### Stored rows:
####################

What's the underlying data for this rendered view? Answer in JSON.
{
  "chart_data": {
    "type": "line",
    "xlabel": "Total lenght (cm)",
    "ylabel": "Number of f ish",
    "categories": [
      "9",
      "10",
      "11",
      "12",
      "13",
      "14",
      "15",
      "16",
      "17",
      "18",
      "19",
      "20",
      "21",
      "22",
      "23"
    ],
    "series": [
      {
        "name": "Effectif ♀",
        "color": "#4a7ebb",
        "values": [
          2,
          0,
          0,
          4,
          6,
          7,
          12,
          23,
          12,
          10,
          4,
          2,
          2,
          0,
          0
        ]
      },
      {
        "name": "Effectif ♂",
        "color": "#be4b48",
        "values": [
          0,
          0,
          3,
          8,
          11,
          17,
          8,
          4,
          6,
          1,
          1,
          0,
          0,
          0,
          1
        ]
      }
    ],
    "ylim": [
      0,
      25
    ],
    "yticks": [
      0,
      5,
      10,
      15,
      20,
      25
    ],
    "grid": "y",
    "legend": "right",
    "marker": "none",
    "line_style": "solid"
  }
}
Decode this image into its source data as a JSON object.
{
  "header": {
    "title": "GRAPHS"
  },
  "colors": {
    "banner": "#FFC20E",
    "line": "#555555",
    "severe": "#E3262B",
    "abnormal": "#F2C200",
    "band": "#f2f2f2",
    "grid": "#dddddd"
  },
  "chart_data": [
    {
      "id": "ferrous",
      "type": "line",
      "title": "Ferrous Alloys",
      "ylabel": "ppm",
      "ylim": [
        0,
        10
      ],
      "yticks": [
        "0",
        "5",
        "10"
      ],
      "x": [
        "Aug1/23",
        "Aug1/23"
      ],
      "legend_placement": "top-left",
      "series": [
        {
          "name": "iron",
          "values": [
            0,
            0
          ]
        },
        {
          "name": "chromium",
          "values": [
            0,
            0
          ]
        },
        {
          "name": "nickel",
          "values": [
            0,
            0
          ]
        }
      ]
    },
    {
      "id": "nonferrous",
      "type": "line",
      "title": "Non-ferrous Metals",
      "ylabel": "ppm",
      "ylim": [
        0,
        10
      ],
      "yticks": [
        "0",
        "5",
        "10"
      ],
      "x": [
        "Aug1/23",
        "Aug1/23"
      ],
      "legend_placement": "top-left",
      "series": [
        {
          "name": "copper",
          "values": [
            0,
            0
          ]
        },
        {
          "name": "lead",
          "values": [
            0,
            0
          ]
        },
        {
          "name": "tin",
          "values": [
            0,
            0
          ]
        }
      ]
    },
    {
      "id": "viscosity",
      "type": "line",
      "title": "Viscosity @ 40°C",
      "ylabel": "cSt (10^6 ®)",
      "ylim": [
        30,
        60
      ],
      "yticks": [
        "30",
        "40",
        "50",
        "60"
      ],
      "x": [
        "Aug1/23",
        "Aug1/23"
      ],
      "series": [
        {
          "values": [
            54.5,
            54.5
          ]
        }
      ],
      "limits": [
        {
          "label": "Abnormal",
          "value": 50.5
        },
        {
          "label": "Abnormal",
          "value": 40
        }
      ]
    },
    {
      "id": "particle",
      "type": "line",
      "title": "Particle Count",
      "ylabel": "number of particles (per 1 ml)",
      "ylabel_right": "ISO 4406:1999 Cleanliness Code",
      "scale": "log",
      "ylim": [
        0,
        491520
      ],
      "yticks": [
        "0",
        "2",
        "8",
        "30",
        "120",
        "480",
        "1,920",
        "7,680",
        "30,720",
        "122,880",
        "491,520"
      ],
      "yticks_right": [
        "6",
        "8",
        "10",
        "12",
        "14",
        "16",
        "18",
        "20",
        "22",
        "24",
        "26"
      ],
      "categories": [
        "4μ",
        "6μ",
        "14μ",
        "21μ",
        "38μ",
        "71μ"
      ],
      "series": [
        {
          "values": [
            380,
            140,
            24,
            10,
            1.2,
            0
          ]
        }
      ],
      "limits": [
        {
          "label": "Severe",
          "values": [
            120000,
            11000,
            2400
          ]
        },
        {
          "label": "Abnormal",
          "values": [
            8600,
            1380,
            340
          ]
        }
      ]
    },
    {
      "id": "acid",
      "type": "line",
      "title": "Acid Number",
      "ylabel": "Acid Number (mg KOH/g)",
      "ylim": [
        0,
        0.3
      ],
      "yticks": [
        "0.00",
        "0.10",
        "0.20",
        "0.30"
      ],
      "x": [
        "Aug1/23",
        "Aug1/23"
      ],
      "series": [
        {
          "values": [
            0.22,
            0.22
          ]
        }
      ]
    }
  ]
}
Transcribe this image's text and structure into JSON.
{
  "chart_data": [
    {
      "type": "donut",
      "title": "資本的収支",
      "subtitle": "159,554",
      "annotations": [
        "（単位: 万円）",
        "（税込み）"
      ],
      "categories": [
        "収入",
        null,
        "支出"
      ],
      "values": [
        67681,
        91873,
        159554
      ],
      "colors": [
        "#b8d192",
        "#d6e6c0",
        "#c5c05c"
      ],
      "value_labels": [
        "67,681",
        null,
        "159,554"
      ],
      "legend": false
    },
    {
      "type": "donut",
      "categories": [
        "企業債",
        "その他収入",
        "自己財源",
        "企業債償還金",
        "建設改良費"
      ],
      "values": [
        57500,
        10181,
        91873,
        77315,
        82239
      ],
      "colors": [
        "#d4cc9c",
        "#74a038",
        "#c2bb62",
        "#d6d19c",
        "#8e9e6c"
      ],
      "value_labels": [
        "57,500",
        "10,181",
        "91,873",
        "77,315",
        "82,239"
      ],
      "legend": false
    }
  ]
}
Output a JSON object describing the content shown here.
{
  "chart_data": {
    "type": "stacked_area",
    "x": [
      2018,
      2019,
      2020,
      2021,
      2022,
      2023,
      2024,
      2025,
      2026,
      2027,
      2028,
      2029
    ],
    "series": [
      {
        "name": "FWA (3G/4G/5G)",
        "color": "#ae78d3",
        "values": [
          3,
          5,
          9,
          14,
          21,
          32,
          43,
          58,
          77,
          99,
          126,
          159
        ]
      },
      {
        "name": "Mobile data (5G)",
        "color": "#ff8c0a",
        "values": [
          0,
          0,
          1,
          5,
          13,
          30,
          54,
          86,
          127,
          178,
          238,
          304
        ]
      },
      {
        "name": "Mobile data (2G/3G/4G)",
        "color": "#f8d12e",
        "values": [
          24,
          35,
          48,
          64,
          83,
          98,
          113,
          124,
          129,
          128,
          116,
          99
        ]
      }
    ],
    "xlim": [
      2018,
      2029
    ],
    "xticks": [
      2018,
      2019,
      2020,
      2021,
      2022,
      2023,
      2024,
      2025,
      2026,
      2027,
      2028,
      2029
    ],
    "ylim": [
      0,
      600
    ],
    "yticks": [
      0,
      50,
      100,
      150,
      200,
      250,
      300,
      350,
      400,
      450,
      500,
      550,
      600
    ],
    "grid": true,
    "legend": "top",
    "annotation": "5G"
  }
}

####################

### Directions for this task:
Copy every line verbatim.

### Task answer:
What's the underlying data for this rendered view? Answer in JSON.
{
  "chart_data": {
    "type": "line",
    "xlabel": "Total lenght (cm)",
    "ylabel": "Number of f ish",
    "categories": [
      "9",
      "10",
      "11",
      "12",
      "13",
      "14",
      "15",
      "16",
      "17",
      "18",
      "19",
      "20",
      "21",
      "22",
      "23"
    ],
    "series": [
      {
        "name": "Effectif ♀",
        "color": "#4a7ebb",
        "values": [
          2,
          0,
          0,
          4,
          6,
          7,
          12,
          23,
          12,
          10,
          4,
          2,
          2,
          0,
          0
        ]
      },
      {
        "name": "Effectif ♂",
        "color": "#be4b48",
        "values": [
          0,
          0,
          3,
          8,
          11,
          17,
          8,
          4,
          6,
          1,
          1,
          0,
          0,
          0,
          1
        ]
      }
    ],
    "ylim": [
      0,
      25
    ],
    "yticks": [
      0,
      5,
      10,
      15,
      20,
      25
    ],
    "grid": "y",
    "legend": "right",
    "marker": "none",
    "line_style": "solid"
  }
}
Decode this image into its source data as a JSON object.
{
  "header": {
    "title": "GRAPHS"
  },
  "colors": {
    "banner": "#FFC20E",
    "line": "#555555",
    "severe": "#E3262B",
    "abnormal": "#F2C200",
    "band": "#f2f2f2",
    "grid": "#dddddd"
  },
  "chart_data": [
    {
      "id": "ferrous",
      "type": "line",
      "title": "Ferrous Alloys",
      "ylabel": "ppm",
      "ylim": [
        0,
        10
      ],
      "yticks": [
        "0",
        "5",
        "10"
      ],
      "x": [
        "Aug1/23",
        "Aug1/23"
      ],
      "legend_placement": "top-left",
      "series": [
        {
          "name": "iron",
          "values": [
            0,
            0
          ]
        },
        {
          "name": "chromium",
          "values": [
            0,
            0
          ]
        },
        {
          "name": "nickel",
          "values": [
            0,
            0
          ]
        }
      ]
    },
    {
      "id": "nonferrous",
      "type": "line",
      "title": "Non-ferrous Metals",
      "ylabel": "ppm",
      "ylim": [
        0,
        10
      ],
      "yticks": [
        "0",
        "5",
        "10"
      ],
      "x": [
        "Aug1/23",
        "Aug1/23"
      ],
      "legend_placement": "top-left",
      "series": [
        {
          "name": "copper",
          "values": [
            0,
            0
          ]
        },
        {
          "name": "lead",
          "values": [
            0,
            0
          ]
        },
        {
          "name": "tin",
          "values": [
            0,
            0
          ]
        }
      ]
    },
    {
      "id": "viscosity",
      "type": "line",
      "title": "Viscosity @ 40°C",
      "ylabel": "cSt (10^6 ®)",
      "ylim": [
        30,
        60
      ],
      "yticks": [
        "30",
        "40",
        "50",
        "60"
      ],
      "x": [
        "Aug1/23",
        "Aug1/23"
      ],
      "series": [
        {
          "values": [
            54.5,
            54.5
          ]
        }
      ],
      "limits": [
        {
          "label": "Abnormal",
          "value": 50.5
        },
        {
          "label": "Abnormal",
          "value": 40
        }
      ]
    },
    {
      "id": "particle",
      "type": "line",
      "title": "Particle Count",
      "ylabel": "number of particles (per 1 ml)",
      "ylabel_right": "ISO 4406:1999 Cleanliness Code",
      "scale": "log",
      "ylim": [
        0,
        491520
      ],
      "yticks": [
        "0",
        "2",
        "8",
        "30",
        "120",
        "480",
        "1,920",
        "7,680",
        "30,720",
        "122,880",
        "491,520"
      ],
      "yticks_right": [
        "6",
        "8",
        "10",
        "12",
        "14",
        "16",
        "18",
        "20",
        "22",
        "24",
        "26"
      ],
      "categories": [
        "4μ",
        "6μ",
        "14μ",
        "21μ",
        "38μ",
        "71μ"
      ],
      "series": [
        {
          "values": [
            380,
            140,
            24,
            10,
            1.2,
            0
          ]
        }
      ],
      "limits": [
        {
          "label": "Severe",
          "values": [
            120000,
            11000,
            2400
          ]
        },
        {
          "label": "Abnormal",
          "values": [
            8600,
            1380,
            340
          ]
        }
      ]
    },
    {
      "id": "acid",
      "type": "line",
      "title": "Acid Number",
      "ylabel": "Acid Number (mg KOH/g)",
      "ylim": [
        0,
        0.3
      ],
      "yticks": [
        "0.00",
        "0.10",
        "0.20",
        "0.30"
      ],
      "x": [
        "Aug1/23",
        "Aug1/23"
      ],
      "series": [
        {
          "values": [
            0.22,
            0.22
          ]
        }
      ]
    }
  ]
}
Transcribe this image's text and structure into JSON.
{
  "chart_data": [
    {
      "type": "donut",
      "title": "資本的収支",
      "subtitle": "159,554",
      "annotations": [
        "（単位: 万円）",
        "（税込み）"
      ],
      "categories": [
        "収入",
        null,
        "支出"
      ],
      "values": [
        67681,
        91873,
        159554
      ],
      "colors": [
        "#b8d192",
        "#d6e6c0",
        "#c5c05c"
      ],
      "value_labels": [
        "67,681",
        null,
        "159,554"
      ],
      "legend": false
    },
    {
      "type": "donut",
      "categories": [
        "企業債",
        "その他収入",
        "自己財源",
        "企業債償還金",
        "建設改良費"
      ],
      "values": [
        57500,
        10181,
        91873,
        77315,
        82239
      ],
      "colors": [
        "#d4cc9c",
        "#74a038",
        "#c2bb62",
        "#d6d19c",
        "#8e9e6c"
      ],
      "value_labels": [
        "57,500",
        "10,181",
        "91,873",
        "77,315",
        "82,239"
      ],
      "legend": false
    }
  ]
}
Output a JSON object describing the content shown here.
{
  "chart_data": {
    "type": "stacked_area",
    "x": [
      2018,
      2019,
      2020,
      2021,
      2022,
      2023,
      2024,
      2025,
      2026,
      2027,
      2028,
      2029
    ],
    "series": [
      {
        "name": "FWA (3G/4G/5G)",
        "color": "#ae78d3",
        "values": [
          3,
          5,
          9,
          14,
          21,
          32,
          43,
          58,
          77,
          99,
          126,
          159
        ]
      },
      {
        "name": "Mobile data (5G)",
        "color": "#ff8c0a",
        "values": [
          0,
          0,
          1,
          5,
          13,
          30,
          54,
          86,
          127,
          178,
          238,
          304
        ]
      },
      {
        "name": "Mobile data (2G/3G/4G)",
        "color": "#f8d12e",
        "values": [
          24,
          35,
          48,
          64,
          83,
          98,
          113,
          124,
          129,
          128,
          116,
          99
        ]
      }
    ],
    "xlim": [
      2018,
      2029
    ],
    "xticks": [
      2018,
      2019,
      2020,
      2021,
      2022,
      2023,
      2024,
      2025,
      2026,
      2027,
      2028,
      2029
    ],
    "ylim": [
      0,
      600
    ],
    "yticks": [
      0,
      50,
      100,
      150,
      200,
      250,
      300,
      350,
      400,
      450,
      500,
      550,
      600
    ],
    "grid": true,
    "legend": "top",
    "annotation": "5G"
  }
}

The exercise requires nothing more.